### Aim
Go through the records and copy each line where the word "false" occurs.

--- Start Data supplied ---

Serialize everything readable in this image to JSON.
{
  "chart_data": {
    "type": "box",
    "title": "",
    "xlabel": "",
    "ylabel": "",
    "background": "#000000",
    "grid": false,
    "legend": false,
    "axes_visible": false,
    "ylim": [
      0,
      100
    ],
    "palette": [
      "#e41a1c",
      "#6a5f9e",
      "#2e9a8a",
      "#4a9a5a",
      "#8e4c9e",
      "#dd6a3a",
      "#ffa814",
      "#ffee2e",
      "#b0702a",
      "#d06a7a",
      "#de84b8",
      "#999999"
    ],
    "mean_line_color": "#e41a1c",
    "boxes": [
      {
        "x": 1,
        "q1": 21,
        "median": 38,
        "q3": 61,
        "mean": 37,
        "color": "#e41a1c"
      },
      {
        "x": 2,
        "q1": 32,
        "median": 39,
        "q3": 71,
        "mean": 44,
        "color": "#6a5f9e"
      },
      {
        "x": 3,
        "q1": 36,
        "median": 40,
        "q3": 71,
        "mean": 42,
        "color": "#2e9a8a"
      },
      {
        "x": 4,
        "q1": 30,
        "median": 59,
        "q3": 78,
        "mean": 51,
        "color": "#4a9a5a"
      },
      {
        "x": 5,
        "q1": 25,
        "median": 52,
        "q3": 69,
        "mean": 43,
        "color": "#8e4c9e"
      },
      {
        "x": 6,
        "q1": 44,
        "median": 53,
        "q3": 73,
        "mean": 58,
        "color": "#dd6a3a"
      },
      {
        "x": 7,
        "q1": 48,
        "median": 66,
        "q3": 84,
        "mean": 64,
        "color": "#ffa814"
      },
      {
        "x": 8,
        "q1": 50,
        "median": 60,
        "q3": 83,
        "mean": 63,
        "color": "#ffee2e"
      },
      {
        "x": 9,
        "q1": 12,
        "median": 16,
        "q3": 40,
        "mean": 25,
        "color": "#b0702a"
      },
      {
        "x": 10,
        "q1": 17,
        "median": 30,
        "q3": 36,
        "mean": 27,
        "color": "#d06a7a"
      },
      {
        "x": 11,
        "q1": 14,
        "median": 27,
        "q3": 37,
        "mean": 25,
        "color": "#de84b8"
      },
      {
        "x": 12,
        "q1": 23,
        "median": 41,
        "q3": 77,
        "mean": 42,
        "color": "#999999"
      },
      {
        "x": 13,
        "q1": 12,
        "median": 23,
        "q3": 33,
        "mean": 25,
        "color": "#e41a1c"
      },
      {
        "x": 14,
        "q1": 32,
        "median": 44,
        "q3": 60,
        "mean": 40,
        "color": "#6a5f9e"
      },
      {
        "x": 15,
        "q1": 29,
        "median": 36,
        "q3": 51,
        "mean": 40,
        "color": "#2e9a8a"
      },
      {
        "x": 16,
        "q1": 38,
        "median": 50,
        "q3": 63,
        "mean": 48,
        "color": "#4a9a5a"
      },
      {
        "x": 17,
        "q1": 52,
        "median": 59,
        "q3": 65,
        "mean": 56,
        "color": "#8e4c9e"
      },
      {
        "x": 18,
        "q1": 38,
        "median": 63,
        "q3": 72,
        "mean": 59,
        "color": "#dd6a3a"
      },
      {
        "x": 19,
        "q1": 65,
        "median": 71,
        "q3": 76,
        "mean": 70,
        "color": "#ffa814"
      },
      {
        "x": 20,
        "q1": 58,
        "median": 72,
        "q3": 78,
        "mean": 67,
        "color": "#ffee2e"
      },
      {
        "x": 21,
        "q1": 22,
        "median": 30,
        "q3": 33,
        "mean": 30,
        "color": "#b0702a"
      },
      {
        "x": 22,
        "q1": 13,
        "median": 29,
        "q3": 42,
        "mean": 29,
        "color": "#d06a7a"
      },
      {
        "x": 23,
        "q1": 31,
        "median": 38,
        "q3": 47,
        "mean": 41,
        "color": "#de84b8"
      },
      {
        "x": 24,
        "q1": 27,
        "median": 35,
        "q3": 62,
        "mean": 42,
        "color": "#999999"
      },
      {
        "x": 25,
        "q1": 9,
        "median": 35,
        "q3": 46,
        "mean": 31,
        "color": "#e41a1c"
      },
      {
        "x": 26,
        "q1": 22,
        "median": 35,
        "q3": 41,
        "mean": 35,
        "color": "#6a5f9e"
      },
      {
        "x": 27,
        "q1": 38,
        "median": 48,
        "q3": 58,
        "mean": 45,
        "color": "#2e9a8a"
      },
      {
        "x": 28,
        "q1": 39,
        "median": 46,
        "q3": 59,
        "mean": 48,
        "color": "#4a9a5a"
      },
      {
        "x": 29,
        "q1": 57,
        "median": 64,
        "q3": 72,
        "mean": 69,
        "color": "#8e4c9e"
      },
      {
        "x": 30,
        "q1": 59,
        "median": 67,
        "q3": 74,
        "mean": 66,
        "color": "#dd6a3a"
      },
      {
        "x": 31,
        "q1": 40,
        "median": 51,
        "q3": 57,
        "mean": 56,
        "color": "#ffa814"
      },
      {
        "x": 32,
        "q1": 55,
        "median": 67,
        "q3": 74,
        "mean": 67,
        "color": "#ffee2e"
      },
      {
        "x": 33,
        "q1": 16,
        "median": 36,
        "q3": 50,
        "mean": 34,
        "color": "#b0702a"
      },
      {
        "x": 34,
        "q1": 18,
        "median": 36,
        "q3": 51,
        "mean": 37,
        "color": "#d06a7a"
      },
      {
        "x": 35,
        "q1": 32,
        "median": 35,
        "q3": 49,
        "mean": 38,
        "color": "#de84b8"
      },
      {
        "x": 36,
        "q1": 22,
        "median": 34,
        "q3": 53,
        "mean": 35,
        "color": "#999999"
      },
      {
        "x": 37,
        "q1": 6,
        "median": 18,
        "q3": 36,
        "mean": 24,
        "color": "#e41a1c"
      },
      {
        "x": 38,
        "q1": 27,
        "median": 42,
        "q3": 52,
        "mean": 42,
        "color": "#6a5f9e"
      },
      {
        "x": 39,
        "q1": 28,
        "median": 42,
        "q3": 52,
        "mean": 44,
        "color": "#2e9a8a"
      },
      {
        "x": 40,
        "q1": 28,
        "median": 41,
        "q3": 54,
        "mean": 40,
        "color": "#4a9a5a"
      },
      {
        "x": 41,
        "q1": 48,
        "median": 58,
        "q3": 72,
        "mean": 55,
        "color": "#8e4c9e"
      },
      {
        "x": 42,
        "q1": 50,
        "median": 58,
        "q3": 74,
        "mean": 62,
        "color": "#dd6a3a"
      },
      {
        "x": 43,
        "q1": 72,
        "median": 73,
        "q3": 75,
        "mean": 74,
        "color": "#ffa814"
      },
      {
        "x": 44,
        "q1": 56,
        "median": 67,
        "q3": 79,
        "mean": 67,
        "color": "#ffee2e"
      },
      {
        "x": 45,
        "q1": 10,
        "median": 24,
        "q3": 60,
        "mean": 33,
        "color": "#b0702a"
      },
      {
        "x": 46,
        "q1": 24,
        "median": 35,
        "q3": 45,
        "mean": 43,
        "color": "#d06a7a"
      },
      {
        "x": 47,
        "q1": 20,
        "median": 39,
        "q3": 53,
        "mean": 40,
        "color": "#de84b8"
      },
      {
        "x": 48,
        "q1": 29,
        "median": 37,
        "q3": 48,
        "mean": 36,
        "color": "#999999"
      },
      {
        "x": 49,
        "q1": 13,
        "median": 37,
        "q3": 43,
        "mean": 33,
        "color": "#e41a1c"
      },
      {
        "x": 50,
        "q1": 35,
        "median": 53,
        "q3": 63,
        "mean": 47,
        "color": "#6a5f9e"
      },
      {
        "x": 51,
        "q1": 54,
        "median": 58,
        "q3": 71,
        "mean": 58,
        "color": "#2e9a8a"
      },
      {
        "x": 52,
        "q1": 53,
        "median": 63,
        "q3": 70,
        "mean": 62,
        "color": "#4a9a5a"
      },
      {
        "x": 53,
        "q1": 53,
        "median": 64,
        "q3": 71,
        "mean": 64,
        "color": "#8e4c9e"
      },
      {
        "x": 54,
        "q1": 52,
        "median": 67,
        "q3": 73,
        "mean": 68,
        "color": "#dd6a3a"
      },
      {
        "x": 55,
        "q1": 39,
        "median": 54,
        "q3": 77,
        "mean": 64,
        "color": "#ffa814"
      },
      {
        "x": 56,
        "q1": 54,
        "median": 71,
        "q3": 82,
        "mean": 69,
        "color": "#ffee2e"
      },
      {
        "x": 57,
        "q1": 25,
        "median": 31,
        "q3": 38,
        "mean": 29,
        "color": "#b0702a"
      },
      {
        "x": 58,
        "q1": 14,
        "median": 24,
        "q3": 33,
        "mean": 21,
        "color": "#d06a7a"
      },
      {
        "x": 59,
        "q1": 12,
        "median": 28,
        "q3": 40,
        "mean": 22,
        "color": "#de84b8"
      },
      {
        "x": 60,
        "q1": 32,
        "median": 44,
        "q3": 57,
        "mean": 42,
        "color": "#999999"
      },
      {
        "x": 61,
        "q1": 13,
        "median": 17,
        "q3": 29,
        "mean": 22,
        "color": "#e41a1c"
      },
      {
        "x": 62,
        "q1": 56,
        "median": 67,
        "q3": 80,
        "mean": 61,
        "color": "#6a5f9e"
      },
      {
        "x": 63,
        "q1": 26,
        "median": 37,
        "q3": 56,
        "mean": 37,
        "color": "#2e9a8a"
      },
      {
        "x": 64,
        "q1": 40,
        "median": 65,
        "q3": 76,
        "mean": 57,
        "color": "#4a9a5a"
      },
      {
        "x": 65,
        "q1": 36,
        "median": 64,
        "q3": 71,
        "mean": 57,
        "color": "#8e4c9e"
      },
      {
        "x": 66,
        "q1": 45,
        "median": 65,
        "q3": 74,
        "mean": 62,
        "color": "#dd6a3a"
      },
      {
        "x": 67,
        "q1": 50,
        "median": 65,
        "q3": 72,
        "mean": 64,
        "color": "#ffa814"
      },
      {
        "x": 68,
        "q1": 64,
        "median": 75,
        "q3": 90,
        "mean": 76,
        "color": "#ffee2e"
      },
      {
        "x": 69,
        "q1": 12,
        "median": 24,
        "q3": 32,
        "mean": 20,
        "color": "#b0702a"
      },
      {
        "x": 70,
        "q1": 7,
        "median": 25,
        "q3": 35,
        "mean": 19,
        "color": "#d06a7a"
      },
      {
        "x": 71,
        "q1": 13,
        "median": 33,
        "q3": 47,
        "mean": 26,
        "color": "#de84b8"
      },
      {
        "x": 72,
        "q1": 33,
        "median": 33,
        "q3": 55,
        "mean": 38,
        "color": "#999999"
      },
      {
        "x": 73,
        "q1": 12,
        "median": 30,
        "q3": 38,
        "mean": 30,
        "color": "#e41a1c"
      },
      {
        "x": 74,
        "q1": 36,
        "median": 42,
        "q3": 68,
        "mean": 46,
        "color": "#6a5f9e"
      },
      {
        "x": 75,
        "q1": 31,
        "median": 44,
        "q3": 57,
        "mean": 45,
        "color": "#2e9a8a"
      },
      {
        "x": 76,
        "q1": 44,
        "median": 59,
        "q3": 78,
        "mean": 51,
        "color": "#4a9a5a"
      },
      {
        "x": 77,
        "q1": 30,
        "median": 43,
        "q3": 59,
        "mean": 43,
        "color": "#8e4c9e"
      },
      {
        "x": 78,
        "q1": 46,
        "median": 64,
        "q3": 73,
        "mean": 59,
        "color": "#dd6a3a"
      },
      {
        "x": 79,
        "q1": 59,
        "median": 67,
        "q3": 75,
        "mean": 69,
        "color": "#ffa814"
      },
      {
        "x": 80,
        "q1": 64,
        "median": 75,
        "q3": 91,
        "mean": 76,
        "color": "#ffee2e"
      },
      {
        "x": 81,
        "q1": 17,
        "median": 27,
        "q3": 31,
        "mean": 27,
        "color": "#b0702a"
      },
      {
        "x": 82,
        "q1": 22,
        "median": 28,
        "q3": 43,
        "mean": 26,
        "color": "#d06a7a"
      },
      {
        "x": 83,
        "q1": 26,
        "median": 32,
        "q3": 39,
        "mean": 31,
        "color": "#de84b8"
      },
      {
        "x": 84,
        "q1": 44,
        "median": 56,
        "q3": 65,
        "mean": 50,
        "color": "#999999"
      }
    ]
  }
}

--- End Data supplied ---

### Expected output
    "grid": false,
    "legend": false,
    "axes_visible": false,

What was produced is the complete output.